EXERCISE BRIEF:
Transcribe verbatim every line from the line containing "Output a JSON" to the end of the entries, including both endpoints. Output nothing beyond those lines.

RAW DATA:
Begin

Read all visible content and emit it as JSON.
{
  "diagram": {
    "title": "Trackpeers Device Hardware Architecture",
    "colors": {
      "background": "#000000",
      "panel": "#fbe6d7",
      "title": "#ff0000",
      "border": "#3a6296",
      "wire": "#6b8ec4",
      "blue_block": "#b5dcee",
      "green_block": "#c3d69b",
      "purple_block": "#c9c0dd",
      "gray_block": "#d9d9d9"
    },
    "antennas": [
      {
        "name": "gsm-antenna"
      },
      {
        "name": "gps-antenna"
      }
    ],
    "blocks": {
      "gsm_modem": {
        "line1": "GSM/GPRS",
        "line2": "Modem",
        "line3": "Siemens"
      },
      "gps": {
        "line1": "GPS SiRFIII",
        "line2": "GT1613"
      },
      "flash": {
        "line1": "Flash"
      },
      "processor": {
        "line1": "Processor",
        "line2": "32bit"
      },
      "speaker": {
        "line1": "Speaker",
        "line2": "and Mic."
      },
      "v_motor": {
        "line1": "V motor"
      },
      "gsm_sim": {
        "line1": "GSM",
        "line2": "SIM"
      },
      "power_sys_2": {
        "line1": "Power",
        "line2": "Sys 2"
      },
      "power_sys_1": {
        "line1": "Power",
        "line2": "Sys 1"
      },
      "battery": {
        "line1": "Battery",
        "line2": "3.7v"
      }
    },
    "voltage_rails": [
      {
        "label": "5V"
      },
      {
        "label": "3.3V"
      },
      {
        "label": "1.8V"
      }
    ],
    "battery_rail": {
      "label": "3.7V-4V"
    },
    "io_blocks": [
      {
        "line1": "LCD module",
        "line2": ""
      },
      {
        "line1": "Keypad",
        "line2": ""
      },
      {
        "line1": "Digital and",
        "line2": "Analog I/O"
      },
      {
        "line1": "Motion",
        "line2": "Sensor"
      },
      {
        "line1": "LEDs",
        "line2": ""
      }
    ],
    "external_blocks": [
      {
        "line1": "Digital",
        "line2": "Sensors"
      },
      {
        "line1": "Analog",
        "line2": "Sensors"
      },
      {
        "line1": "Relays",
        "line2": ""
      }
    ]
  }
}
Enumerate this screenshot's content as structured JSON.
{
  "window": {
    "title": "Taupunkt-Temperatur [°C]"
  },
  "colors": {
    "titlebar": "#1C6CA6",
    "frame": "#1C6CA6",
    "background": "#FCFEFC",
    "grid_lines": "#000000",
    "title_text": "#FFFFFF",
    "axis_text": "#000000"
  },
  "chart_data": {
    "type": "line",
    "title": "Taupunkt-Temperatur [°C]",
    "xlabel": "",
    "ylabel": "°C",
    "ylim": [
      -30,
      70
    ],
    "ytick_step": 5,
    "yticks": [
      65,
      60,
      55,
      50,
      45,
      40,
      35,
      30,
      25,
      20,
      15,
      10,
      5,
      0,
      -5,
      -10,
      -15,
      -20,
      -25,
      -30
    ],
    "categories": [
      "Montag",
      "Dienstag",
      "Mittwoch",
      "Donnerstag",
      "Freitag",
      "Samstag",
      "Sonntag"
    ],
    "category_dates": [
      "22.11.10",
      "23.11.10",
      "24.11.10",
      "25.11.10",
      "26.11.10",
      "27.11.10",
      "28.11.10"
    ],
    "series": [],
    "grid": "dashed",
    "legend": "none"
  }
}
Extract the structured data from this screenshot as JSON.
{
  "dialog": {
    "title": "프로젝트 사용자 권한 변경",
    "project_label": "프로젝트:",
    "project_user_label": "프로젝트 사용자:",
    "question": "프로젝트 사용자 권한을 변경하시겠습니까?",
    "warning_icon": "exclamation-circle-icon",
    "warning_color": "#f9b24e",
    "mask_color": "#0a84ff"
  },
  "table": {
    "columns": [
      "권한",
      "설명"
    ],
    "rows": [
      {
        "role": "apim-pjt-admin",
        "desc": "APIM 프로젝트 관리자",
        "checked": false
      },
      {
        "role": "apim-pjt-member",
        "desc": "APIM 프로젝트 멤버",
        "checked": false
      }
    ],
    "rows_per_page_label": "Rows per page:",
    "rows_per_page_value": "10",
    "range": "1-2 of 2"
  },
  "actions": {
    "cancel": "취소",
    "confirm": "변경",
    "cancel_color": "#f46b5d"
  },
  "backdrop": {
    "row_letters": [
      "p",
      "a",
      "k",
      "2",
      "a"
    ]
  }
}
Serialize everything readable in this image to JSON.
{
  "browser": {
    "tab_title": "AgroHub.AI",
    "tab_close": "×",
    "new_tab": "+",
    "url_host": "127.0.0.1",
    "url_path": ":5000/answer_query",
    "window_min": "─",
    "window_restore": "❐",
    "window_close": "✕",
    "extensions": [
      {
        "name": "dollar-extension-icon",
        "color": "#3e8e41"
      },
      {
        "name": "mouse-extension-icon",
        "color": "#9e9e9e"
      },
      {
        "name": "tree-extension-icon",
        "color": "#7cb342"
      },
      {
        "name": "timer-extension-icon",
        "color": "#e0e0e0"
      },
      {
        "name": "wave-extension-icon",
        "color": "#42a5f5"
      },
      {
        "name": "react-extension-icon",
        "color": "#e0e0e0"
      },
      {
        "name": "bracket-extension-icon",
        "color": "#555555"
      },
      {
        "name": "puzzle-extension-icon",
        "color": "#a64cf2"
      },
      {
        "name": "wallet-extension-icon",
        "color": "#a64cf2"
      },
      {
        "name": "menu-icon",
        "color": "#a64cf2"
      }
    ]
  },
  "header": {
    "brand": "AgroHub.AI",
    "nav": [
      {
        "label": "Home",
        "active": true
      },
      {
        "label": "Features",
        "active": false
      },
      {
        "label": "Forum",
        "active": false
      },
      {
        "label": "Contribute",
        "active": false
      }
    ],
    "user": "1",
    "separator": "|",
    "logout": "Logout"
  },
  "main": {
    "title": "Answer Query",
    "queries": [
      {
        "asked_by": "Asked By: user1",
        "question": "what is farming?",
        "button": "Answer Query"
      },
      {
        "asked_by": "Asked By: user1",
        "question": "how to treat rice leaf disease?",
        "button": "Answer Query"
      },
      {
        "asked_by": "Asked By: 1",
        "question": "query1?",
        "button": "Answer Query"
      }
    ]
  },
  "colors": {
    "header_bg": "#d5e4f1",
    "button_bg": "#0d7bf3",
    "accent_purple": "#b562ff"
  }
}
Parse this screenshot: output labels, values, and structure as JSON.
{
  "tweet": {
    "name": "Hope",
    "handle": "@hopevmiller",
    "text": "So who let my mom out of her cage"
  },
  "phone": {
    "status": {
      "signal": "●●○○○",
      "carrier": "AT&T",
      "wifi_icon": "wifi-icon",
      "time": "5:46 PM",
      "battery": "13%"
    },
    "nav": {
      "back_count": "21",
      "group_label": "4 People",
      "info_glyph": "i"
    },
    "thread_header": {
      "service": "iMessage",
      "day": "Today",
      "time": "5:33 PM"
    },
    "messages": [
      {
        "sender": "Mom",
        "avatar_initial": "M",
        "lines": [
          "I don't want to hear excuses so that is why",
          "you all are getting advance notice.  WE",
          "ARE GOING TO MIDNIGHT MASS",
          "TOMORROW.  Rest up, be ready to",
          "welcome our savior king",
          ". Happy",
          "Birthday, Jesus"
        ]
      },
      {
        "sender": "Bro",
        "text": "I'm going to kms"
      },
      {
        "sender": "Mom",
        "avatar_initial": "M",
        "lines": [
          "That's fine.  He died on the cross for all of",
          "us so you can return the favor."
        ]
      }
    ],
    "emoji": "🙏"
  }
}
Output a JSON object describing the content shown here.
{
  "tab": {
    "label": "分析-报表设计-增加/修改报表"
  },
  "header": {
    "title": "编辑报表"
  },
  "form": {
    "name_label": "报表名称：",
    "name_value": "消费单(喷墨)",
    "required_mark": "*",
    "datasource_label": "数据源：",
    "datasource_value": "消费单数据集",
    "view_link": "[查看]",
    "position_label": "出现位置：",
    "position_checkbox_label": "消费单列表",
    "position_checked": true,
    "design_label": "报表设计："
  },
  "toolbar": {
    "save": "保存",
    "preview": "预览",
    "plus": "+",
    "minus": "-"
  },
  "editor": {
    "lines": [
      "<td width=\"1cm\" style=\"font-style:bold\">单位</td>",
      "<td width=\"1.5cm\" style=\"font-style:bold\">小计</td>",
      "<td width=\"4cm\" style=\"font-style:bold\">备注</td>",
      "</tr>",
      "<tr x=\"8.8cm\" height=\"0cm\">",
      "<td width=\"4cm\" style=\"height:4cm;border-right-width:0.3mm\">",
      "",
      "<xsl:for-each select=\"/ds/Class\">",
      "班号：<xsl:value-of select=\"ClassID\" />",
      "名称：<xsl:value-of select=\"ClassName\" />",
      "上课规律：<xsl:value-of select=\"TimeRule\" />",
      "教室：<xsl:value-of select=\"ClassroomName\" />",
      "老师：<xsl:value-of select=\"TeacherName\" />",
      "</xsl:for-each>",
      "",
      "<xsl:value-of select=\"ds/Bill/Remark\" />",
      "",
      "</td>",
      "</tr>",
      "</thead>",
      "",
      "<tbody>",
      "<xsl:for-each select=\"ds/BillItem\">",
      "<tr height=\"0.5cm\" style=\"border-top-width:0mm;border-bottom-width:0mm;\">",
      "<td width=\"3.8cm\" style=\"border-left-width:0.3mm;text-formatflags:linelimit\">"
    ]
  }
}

End

SOLUTION TO THE PROBLEM:
Output a JSON object describing the content shown here.
{
  "tab": {
    "label": "分析-报表设计-增加/修改报表"
  },
  "header": {
    "title": "编辑报表"
  },
  "form": {
    "name_label": "报表名称：",
    "name_value": "消费单(喷墨)",
    "required_mark": "*",
    "datasource_label": "数据源：",
    "datasource_value": "消费单数据集",
    "view_link": "[查看]",
    "position_label": "出现位置：",
    "position_checkbox_label": "消费单列表",
    "position_checked": true,
    "design_label": "报表设计："
  },
  "toolbar": {
    "save": "保存",
    "preview": "预览",
    "plus": "+",
    "minus": "-"
  },
  "editor": {
    "lines": [
      "<td width=\"1cm\" style=\"font-style:bold\">单位</td>",
      "<td width=\"1.5cm\" style=\"font-style:bold\">小计</td>",
      "<td width=\"4cm\" style=\"font-style:bold\">备注</td>",
      "</tr>",
      "<tr x=\"8.8cm\" height=\"0cm\">",
      "<td width=\"4cm\" style=\"height:4cm;border-right-width:0.3mm\">",
      "",
      "<xsl:for-each select=\"/ds/Class\">",
      "班号：<xsl:value-of select=\"ClassID\" />",
      "名称：<xsl:value-of select=\"ClassName\" />",
      "上课规律：<xsl:value-of select=\"TimeRule\" />",
      "教室：<xsl:value-of select=\"ClassroomName\" />",
      "老师：<xsl:value-of select=\"TeacherName\" />",
      "</xsl:for-each>",
      "",
      "<xsl:value-of select=\"ds/Bill/Remark\" />",
      "",
      "</td>",
      "</tr>",
      "</thead>",
      "",
      "<tbody>",
      "<xsl:for-each select=\"ds/BillItem\">",
      "<tr height=\"0.5cm\" style=\"border-top-width:0mm;border-bottom-width:0mm;\">",
      "<td width=\"3.8cm\" style=\"border-left-width:0.3mm;text-formatflags:linelimit\">"
    ]
  }
}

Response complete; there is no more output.